Given request:
Search the listing for "граждан" and copy every line where it appears.

(Data listing)
"""
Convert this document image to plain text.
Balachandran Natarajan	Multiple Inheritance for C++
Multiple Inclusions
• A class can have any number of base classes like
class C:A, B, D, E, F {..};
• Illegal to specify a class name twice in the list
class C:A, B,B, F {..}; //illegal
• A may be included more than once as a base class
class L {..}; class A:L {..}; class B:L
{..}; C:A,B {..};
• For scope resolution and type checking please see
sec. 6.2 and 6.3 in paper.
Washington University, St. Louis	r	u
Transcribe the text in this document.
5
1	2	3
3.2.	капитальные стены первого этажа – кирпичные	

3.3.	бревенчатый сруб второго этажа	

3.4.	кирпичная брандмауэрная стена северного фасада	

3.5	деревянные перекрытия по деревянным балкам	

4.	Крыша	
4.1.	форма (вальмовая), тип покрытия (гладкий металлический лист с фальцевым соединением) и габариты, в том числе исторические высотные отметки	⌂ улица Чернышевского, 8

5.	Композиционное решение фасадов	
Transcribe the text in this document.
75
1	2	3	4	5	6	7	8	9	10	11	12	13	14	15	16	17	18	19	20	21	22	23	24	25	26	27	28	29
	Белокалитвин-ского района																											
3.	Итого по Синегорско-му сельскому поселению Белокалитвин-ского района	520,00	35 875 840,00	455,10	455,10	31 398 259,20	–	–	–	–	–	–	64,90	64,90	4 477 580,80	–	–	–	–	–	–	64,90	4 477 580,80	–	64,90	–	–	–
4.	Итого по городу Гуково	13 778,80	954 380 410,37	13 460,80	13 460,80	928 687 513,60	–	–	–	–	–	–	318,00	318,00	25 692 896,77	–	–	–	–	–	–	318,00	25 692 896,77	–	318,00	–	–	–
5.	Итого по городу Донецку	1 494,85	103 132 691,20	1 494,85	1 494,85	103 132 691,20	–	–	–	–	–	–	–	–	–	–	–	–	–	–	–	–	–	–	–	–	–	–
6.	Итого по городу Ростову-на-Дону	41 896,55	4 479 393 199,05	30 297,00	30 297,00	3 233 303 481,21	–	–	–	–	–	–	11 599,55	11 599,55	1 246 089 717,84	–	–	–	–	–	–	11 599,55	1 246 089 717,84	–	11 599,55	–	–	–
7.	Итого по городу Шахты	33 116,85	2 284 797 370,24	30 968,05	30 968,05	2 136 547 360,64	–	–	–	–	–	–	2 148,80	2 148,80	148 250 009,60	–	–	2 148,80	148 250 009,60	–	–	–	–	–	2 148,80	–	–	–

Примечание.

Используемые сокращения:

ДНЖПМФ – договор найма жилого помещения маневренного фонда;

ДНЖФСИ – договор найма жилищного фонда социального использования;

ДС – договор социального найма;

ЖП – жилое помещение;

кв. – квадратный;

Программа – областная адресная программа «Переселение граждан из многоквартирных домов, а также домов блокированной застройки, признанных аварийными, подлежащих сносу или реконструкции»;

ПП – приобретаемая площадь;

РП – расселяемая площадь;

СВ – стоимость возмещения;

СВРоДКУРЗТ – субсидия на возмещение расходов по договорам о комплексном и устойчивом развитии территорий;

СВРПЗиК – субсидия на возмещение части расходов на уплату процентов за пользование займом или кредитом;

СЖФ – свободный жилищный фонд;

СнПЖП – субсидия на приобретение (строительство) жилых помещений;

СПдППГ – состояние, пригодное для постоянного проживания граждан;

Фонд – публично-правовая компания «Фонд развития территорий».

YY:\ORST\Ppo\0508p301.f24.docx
"""
Full output:
Программа – областная адресная программа «Переселение граждан из многоквартирных домов, а также домов блокированной застройки, признанных аварийными, подлежащих сносу или реконструкции»;
СПдППГ – состояние, пригодное для постоянного проживания граждан;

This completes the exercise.